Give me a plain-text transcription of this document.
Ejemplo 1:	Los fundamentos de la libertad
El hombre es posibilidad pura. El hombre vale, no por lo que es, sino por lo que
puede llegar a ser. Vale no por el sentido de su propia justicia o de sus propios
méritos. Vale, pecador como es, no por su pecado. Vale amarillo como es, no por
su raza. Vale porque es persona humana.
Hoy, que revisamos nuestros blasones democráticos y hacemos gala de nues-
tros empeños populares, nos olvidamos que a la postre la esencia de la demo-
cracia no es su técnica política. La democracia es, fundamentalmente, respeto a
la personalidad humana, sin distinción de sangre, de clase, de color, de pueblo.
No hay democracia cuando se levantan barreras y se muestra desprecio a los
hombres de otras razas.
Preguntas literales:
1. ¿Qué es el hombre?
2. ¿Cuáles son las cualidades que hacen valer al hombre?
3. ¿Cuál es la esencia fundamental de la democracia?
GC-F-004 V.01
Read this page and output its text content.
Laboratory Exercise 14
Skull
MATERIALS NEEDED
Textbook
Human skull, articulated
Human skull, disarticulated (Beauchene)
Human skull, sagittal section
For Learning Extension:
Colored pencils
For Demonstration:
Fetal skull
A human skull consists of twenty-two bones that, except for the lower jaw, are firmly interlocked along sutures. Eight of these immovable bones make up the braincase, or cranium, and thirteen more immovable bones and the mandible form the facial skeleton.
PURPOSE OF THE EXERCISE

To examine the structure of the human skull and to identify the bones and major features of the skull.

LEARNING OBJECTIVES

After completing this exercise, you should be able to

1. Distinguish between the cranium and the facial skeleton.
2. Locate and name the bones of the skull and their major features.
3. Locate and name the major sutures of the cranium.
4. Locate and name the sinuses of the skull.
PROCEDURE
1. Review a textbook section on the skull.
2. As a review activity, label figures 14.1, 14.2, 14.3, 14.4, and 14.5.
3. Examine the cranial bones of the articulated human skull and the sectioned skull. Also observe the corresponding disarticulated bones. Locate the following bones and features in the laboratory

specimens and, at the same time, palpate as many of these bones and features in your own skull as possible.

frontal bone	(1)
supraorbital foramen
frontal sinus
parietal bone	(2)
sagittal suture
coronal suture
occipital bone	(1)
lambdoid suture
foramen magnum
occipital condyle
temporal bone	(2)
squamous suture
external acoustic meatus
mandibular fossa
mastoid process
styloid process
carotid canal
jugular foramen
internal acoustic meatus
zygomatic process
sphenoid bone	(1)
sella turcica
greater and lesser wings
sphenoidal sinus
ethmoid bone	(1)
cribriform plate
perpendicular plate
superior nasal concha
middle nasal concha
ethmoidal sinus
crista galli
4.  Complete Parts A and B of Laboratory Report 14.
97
-----
(AIM OF THE EXERCISE): Repeat each record exactly, leaving nothing out.

(RESULT FOR THIS TASK):
Give me a plain-text transcription of this document.
Ejemplo 1:	Los fundamentos de la libertad
El hombre es posibilidad pura. El hombre vale, no por lo que es, sino por lo que
puede llegar a ser. Vale no por el sentido de su propia justicia o de sus propios
méritos. Vale, pecador como es, no por su pecado. Vale amarillo como es, no por
su raza. Vale porque es persona humana.
Hoy, que revisamos nuestros blasones democráticos y hacemos gala de nues-
tros empeños populares, nos olvidamos que a la postre la esencia de la demo-
cracia no es su técnica política. La democracia es, fundamentalmente, respeto a
la personalidad humana, sin distinción de sangre, de clase, de color, de pueblo.
No hay democracia cuando se levantan barreras y se muestra desprecio a los
hombres de otras razas.
Preguntas literales:
1. ¿Qué es el hombre?
2. ¿Cuáles son las cualidades que hacen valer al hombre?
3. ¿Cuál es la esencia fundamental de la democracia?
GC-F-004 V.01
Read this page and output its text content.
Laboratory Exercise 14
Skull
MATERIALS NEEDED
Textbook
Human skull, articulated
Human skull, disarticulated (Beauchene)
Human skull, sagittal section
For Learning Extension:
Colored pencils
For Demonstration:
Fetal skull
A human skull consists of twenty-two bones that, except for the lower jaw, are firmly interlocked along sutures. Eight of these immovable bones make up the braincase, or cranium, and thirteen more immovable bones and the mandible form the facial skeleton.
PURPOSE OF THE EXERCISE

To examine the structure of the human skull and to identify the bones and major features of the skull.

LEARNING OBJECTIVES

After completing this exercise, you should be able to

1. Distinguish between the cranium and the facial skeleton.
2. Locate and name the bones of the skull and their major features.
3. Locate and name the major sutures of the cranium.
4. Locate and name the sinuses of the skull.
PROCEDURE
1. Review a textbook section on the skull.
2. As a review activity, label figures 14.1, 14.2, 14.3, 14.4, and 14.5.
3. Examine the cranial bones of the articulated human skull and the sectioned skull. Also observe the corresponding disarticulated bones. Locate the following bones and features in the laboratory

specimens and, at the same time, palpate as many of these bones and features in your own skull as possible.

frontal bone	(1)
supraorbital foramen
frontal sinus
parietal bone	(2)
sagittal suture
coronal suture
occipital bone	(1)
lambdoid suture
foramen magnum
occipital condyle
temporal bone	(2)
squamous suture
external acoustic meatus
mandibular fossa
mastoid process
styloid process
carotid canal
jugular foramen
internal acoustic meatus
zygomatic process
sphenoid bone	(1)
sella turcica
greater and lesser wings
sphenoidal sinus
ethmoid bone	(1)
cribriform plate
perpendicular plate
superior nasal concha
middle nasal concha
ethmoidal sinus
crista galli
4.  Complete Parts A and B of Laboratory Report 14.
97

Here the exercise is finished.